» Do this
The entries below need to be written out exactly, with no pictures included.
===== Provided records =====
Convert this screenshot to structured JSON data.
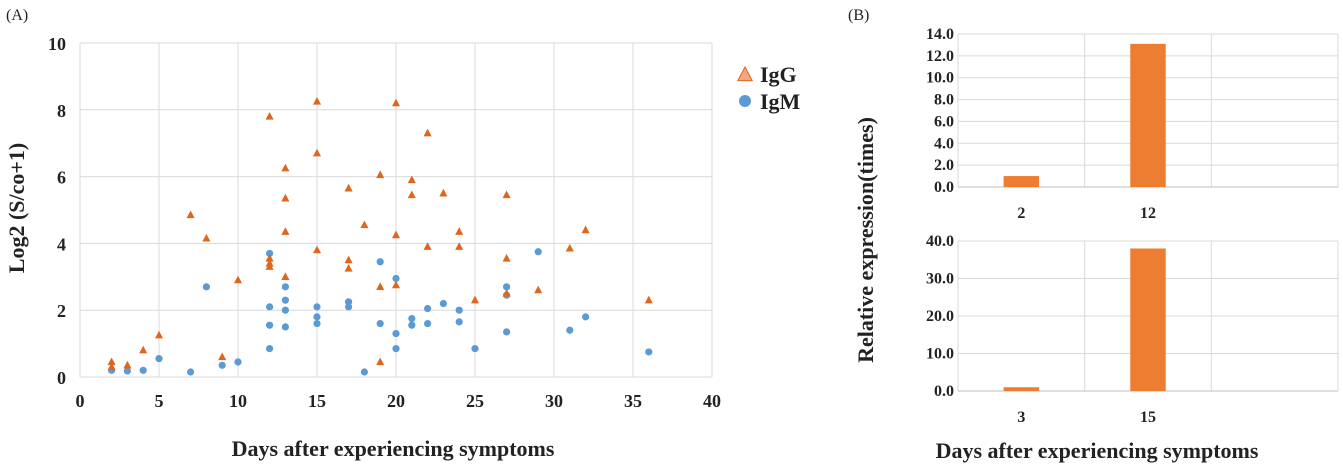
{
  "panels": {
    "a_label": "(A)",
    "b_label": "(B)"
  },
  "chart_data": [
    {
      "type": "scatter",
      "xlabel": "Days after experiencing symptoms",
      "ylabel": "Log2 (S/co+1)",
      "xlim": [
        0,
        40
      ],
      "ylim": [
        0,
        10
      ],
      "xticks": [
        "0",
        "5",
        "10",
        "15",
        "20",
        "25",
        "30",
        "35",
        "40"
      ],
      "yticks": [
        "0",
        "2",
        "4",
        "6",
        "8",
        "10"
      ],
      "legend_position": "top-right",
      "series": [
        {
          "name": "IgG",
          "marker": "triangle",
          "color": "#E0661D",
          "legend_color": "#F4A582",
          "points": [
            [
              2,
              0.45
            ],
            [
              2,
              0.3
            ],
            [
              3,
              0.35
            ],
            [
              4,
              0.8
            ],
            [
              5,
              1.25
            ],
            [
              7,
              4.85
            ],
            [
              8,
              4.15
            ],
            [
              9,
              0.6
            ],
            [
              10,
              2.9
            ],
            [
              12,
              7.8
            ],
            [
              12,
              3.55
            ],
            [
              12,
              3.4
            ],
            [
              12,
              3.3
            ],
            [
              13,
              6.25
            ],
            [
              13,
              5.35
            ],
            [
              13,
              4.35
            ],
            [
              13,
              3.0
            ],
            [
              15,
              8.25
            ],
            [
              15,
              6.7
            ],
            [
              15,
              3.8
            ],
            [
              17,
              5.65
            ],
            [
              17,
              3.5
            ],
            [
              17,
              3.25
            ],
            [
              18,
              4.55
            ],
            [
              19,
              6.05
            ],
            [
              19,
              2.7
            ],
            [
              19,
              0.45
            ],
            [
              20,
              8.2
            ],
            [
              20,
              4.25
            ],
            [
              20,
              2.75
            ],
            [
              21,
              5.9
            ],
            [
              21,
              5.45
            ],
            [
              22,
              7.3
            ],
            [
              22,
              3.9
            ],
            [
              23,
              5.5
            ],
            [
              24,
              4.35
            ],
            [
              24,
              3.9
            ],
            [
              25,
              2.3
            ],
            [
              27,
              5.45
            ],
            [
              27,
              3.55
            ],
            [
              27,
              2.5
            ],
            [
              29,
              2.6
            ],
            [
              31,
              3.85
            ],
            [
              32,
              4.4
            ],
            [
              36,
              2.3
            ]
          ]
        },
        {
          "name": "IgM",
          "marker": "circle",
          "color": "#5B9BD5",
          "legend_color": "#5B9BD5",
          "points": [
            [
              2,
              0.2
            ],
            [
              3,
              0.18
            ],
            [
              4,
              0.2
            ],
            [
              5,
              0.55
            ],
            [
              7,
              0.15
            ],
            [
              8,
              2.7
            ],
            [
              9,
              0.35
            ],
            [
              10,
              0.45
            ],
            [
              12,
              3.7
            ],
            [
              12,
              2.1
            ],
            [
              12,
              1.55
            ],
            [
              12,
              0.85
            ],
            [
              13,
              2.7
            ],
            [
              13,
              2.3
            ],
            [
              13,
              2.0
            ],
            [
              13,
              1.5
            ],
            [
              15,
              2.1
            ],
            [
              15,
              1.8
            ],
            [
              15,
              1.6
            ],
            [
              17,
              2.25
            ],
            [
              17,
              2.1
            ],
            [
              18,
              0.15
            ],
            [
              19,
              3.45
            ],
            [
              19,
              1.6
            ],
            [
              20,
              2.95
            ],
            [
              20,
              1.3
            ],
            [
              20,
              0.85
            ],
            [
              21,
              1.75
            ],
            [
              21,
              1.55
            ],
            [
              22,
              2.05
            ],
            [
              22,
              1.6
            ],
            [
              23,
              2.2
            ],
            [
              24,
              2.0
            ],
            [
              24,
              1.65
            ],
            [
              25,
              0.85
            ],
            [
              27,
              2.7
            ],
            [
              27,
              2.45
            ],
            [
              27,
              1.35
            ],
            [
              29,
              3.75
            ],
            [
              31,
              1.4
            ],
            [
              32,
              1.8
            ],
            [
              36,
              0.75
            ]
          ]
        }
      ]
    },
    {
      "type": "bar",
      "categories": [
        "2",
        "12",
        ""
      ],
      "values": [
        1.0,
        13.1,
        null
      ],
      "ylim": [
        0,
        14
      ],
      "yticks": [
        "0.0",
        "2.0",
        "4.0",
        "6.0",
        "8.0",
        "10.0",
        "12.0",
        "14.0"
      ],
      "color": "#ED7D31"
    },
    {
      "type": "bar",
      "categories": [
        "3",
        "15",
        ""
      ],
      "values": [
        1.0,
        38.0,
        null
      ],
      "ylim": [
        0,
        40
      ],
      "yticks": [
        "0.0",
        "10.0",
        "20.0",
        "30.0",
        "40.0"
      ],
      "color": "#ED7D31"
    }
  ],
  "panel_b": {
    "ylabel": "Relative expression(times)",
    "xlabel": "Days after experiencing symptoms"
  }
}
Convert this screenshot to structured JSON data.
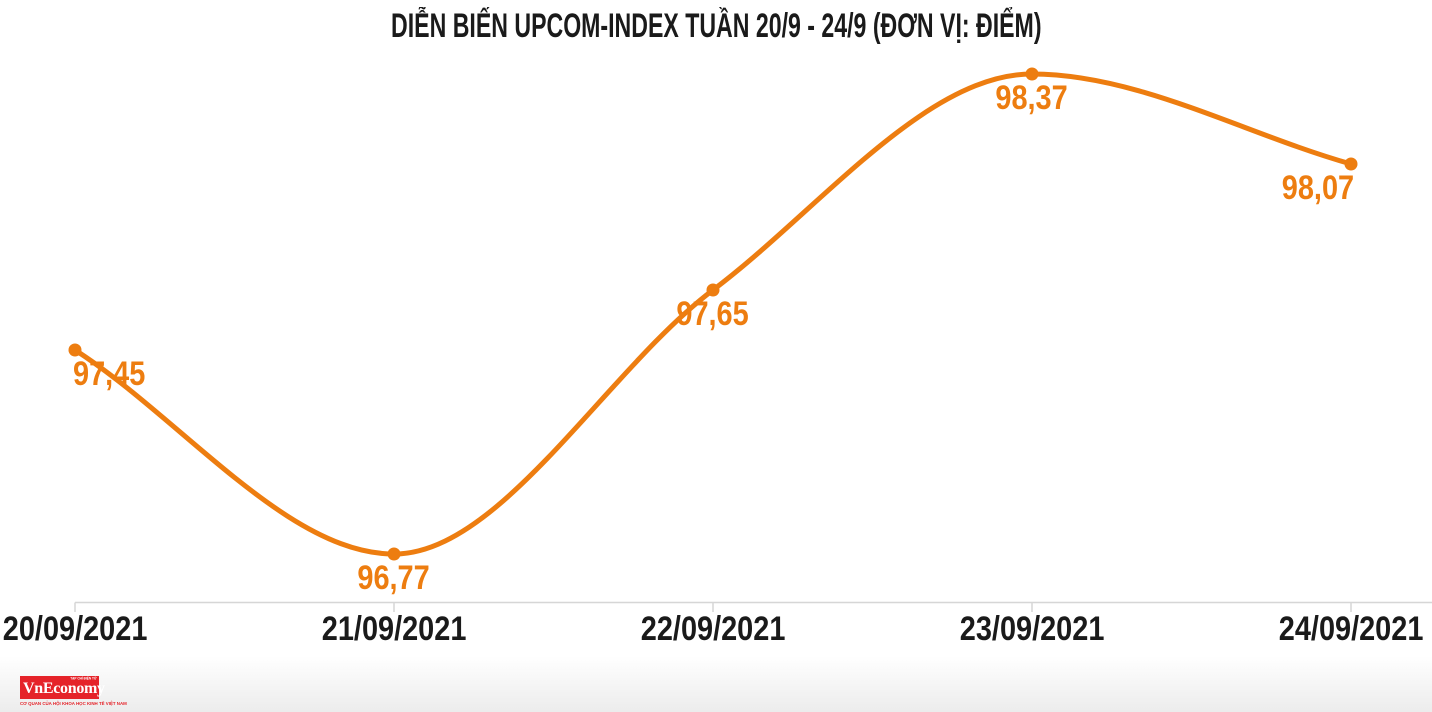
{
  "title": "DIỄN BIẾN UPCOM-INDEX TUẦN 20/9 - 24/9 (ĐƠN VỊ: ĐIỂM)",
  "chart_data": {
    "type": "line",
    "title": "DIỄN BIẾN UPCOM-INDEX TUẦN 20/9 - 24/9 (ĐƠN VỊ: ĐIỂM)",
    "unit_label": "ĐIỂM",
    "categories": [
      "20/09/2021",
      "21/09/2021",
      "22/09/2021",
      "23/09/2021",
      "24/09/2021"
    ],
    "values": [
      97.45,
      96.77,
      97.65,
      98.37,
      98.07
    ],
    "value_labels": [
      "97,45",
      "96,77",
      "97,65",
      "98,37",
      "98,07"
    ],
    "ylim": [
      96.77,
      98.37
    ],
    "xlabel": "",
    "ylabel": "",
    "grid": false,
    "legend": "none",
    "smooth": true,
    "markers": true,
    "line_color": "#ED7D10",
    "label_color": "#ED7D10",
    "axis_text_color": "#1a1a1a",
    "axis_line_color": "#D6D6D6"
  },
  "logo": {
    "name": "VnEconomy",
    "subtext": "TẠP CHÍ ĐIỆN TỬ",
    "tagline": "CƠ QUAN CỦA HỘI KHOA HỌC KINH TẾ VIỆT NAM",
    "bg_color": "#E52329",
    "text_color": "#FFFFFF"
  }
}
=====
» Task solution
Convert this screenshot to structured JSON data.
{
  "panels": {
    "a_label": "(A)",
    "b_label": "(B)"
  },
  "chart_data": [
    {
      "type": "scatter",
      "xlabel": "Days after experiencing symptoms",
      "ylabel": "Log2 (S/co+1)",
      "xlim": [
        0,
        40
      ],
      "ylim": [
        0,
        10
      ],
      "xticks": [
        "0",
        "5",
        "10",
        "15",
        "20",
        "25",
        "30",
        "35",
        "40"
      ],
      "yticks": [
        "0",
        "2",
        "4",
        "6",
        "8",
        "10"
      ],
      "legend_position": "top-right",
      "series": [
        {
          "name": "IgG",
          "marker": "triangle",
          "color": "#E0661D",
          "legend_color": "#F4A582",
          "points": [
            [
              2,
              0.45
            ],
            [
              2,
              0.3
            ],
            [
              3,
              0.35
            ],
            [
              4,
              0.8
            ],
            [
              5,
              1.25
            ],
            [
              7,
              4.85
            ],
            [
              8,
              4.15
            ],
            [
              9,
              0.6
            ],
            [
              10,
              2.9
            ],
            [
              12,
              7.8
            ],
            [
              12,
              3.55
            ],
            [
              12,
              3.4
            ],
            [
              12,
              3.3
            ],
            [
              13,
              6.25
            ],
            [
              13,
              5.35
            ],
            [
              13,
              4.35
            ],
            [
              13,
              3.0
            ],
            [
              15,
              8.25
            ],
            [
              15,
              6.7
            ],
            [
              15,
              3.8
            ],
            [
              17,
              5.65
            ],
            [
              17,
              3.5
            ],
            [
              17,
              3.25
            ],
            [
              18,
              4.55
            ],
            [
              19,
              6.05
            ],
            [
              19,
              2.7
            ],
            [
              19,
              0.45
            ],
            [
              20,
              8.2
            ],
            [
              20,
              4.25
            ],
            [
              20,
              2.75
            ],
            [
              21,
              5.9
            ],
            [
              21,
              5.45
            ],
            [
              22,
              7.3
            ],
            [
              22,
              3.9
            ],
            [
              23,
              5.5
            ],
            [
              24,
              4.35
            ],
            [
              24,
              3.9
            ],
            [
              25,
              2.3
            ],
            [
              27,
              5.45
            ],
            [
              27,
              3.55
            ],
            [
              27,
              2.5
            ],
            [
              29,
              2.6
            ],
            [
              31,
              3.85
            ],
            [
              32,
              4.4
            ],
            [
              36,
              2.3
            ]
          ]
        },
        {
          "name": "IgM",
          "marker": "circle",
          "color": "#5B9BD5",
          "legend_color": "#5B9BD5",
          "points": [
            [
              2,
              0.2
            ],
            [
              3,
              0.18
            ],
            [
              4,
              0.2
            ],
            [
              5,
              0.55
            ],
            [
              7,
              0.15
            ],
            [
              8,
              2.7
            ],
            [
              9,
              0.35
            ],
            [
              10,
              0.45
            ],
            [
              12,
              3.7
            ],
            [
              12,
              2.1
            ],
            [
              12,
              1.55
            ],
            [
              12,
              0.85
            ],
            [
              13,
              2.7
            ],
            [
              13,
              2.3
            ],
            [
              13,
              2.0
            ],
            [
              13,
              1.5
            ],
            [
              15,
              2.1
            ],
            [
              15,
              1.8
            ],
            [
              15,
              1.6
            ],
            [
              17,
              2.25
            ],
            [
              17,
              2.1
            ],
            [
              18,
              0.15
            ],
            [
              19,
              3.45
            ],
            [
              19,
              1.6
            ],
            [
              20,
              2.95
            ],
            [
              20,
              1.3
            ],
            [
              20,
              0.85
            ],
            [
              21,
              1.75
            ],
            [
              21,
              1.55
            ],
            [
              22,
              2.05
            ],
            [
              22,
              1.6
            ],
            [
              23,
              2.2
            ],
            [
              24,
              2.0
            ],
            [
              24,
              1.65
            ],
            [
              25,
              0.85
            ],
            [
              27,
              2.7
            ],
            [
              27,
              2.45
            ],
            [
              27,
              1.35
            ],
            [
              29,
              3.75
            ],
            [
              31,
              1.4
            ],
            [
              32,
              1.8
            ],
            [
              36,
              0.75
            ]
          ]
        }
      ]
    },
    {
      "type": "bar",
      "categories": [
        "2",
        "12",
        ""
      ],
      "values": [
        1.0,
        13.1,
        null
      ],
      "ylim": [
        0,
        14
      ],
      "yticks": [
        "0.0",
        "2.0",
        "4.0",
        "6.0",
        "8.0",
        "10.0",
        "12.0",
        "14.0"
      ],
      "color": "#ED7D31"
    },
    {
      "type": "bar",
      "categories": [
        "3",
        "15",
        ""
      ],
      "values": [
        1.0,
        38.0,
        null
      ],
      "ylim": [
        0,
        40
      ],
      "yticks": [
        "0.0",
        "10.0",
        "20.0",
        "30.0",
        "40.0"
      ],
      "color": "#ED7D31"
    }
  ],
  "panel_b": {
    "ylabel": "Relative expression(times)",
    "xlabel": "Days after experiencing symptoms"
  }
}
Convert this screenshot to structured JSON data.
{
  "title": "DIỄN BIẾN UPCOM-INDEX TUẦN 20/9 - 24/9 (ĐƠN VỊ: ĐIỂM)",
  "chart_data": {
    "type": "line",
    "title": "DIỄN BIẾN UPCOM-INDEX TUẦN 20/9 - 24/9 (ĐƠN VỊ: ĐIỂM)",
    "unit_label": "ĐIỂM",
    "categories": [
      "20/09/2021",
      "21/09/2021",
      "22/09/2021",
      "23/09/2021",
      "24/09/2021"
    ],
    "values": [
      97.45,
      96.77,
      97.65,
      98.37,
      98.07
    ],
    "value_labels": [
      "97,45",
      "96,77",
      "97,65",
      "98,37",
      "98,07"
    ],
    "ylim": [
      96.77,
      98.37
    ],
    "xlabel": "",
    "ylabel": "",
    "grid": false,
    "legend": "none",
    "smooth": true,
    "markers": true,
    "line_color": "#ED7D10",
    "label_color": "#ED7D10",
    "axis_text_color": "#1a1a1a",
    "axis_line_color": "#D6D6D6"
  },
  "logo": {
    "name": "VnEconomy",
    "subtext": "TẠP CHÍ ĐIỆN TỬ",
    "tagline": "CƠ QUAN CỦA HỘI KHOA HỌC KINH TẾ VIỆT NAM",
    "bg_color": "#E52329",
    "text_color": "#FFFFFF"
  }
}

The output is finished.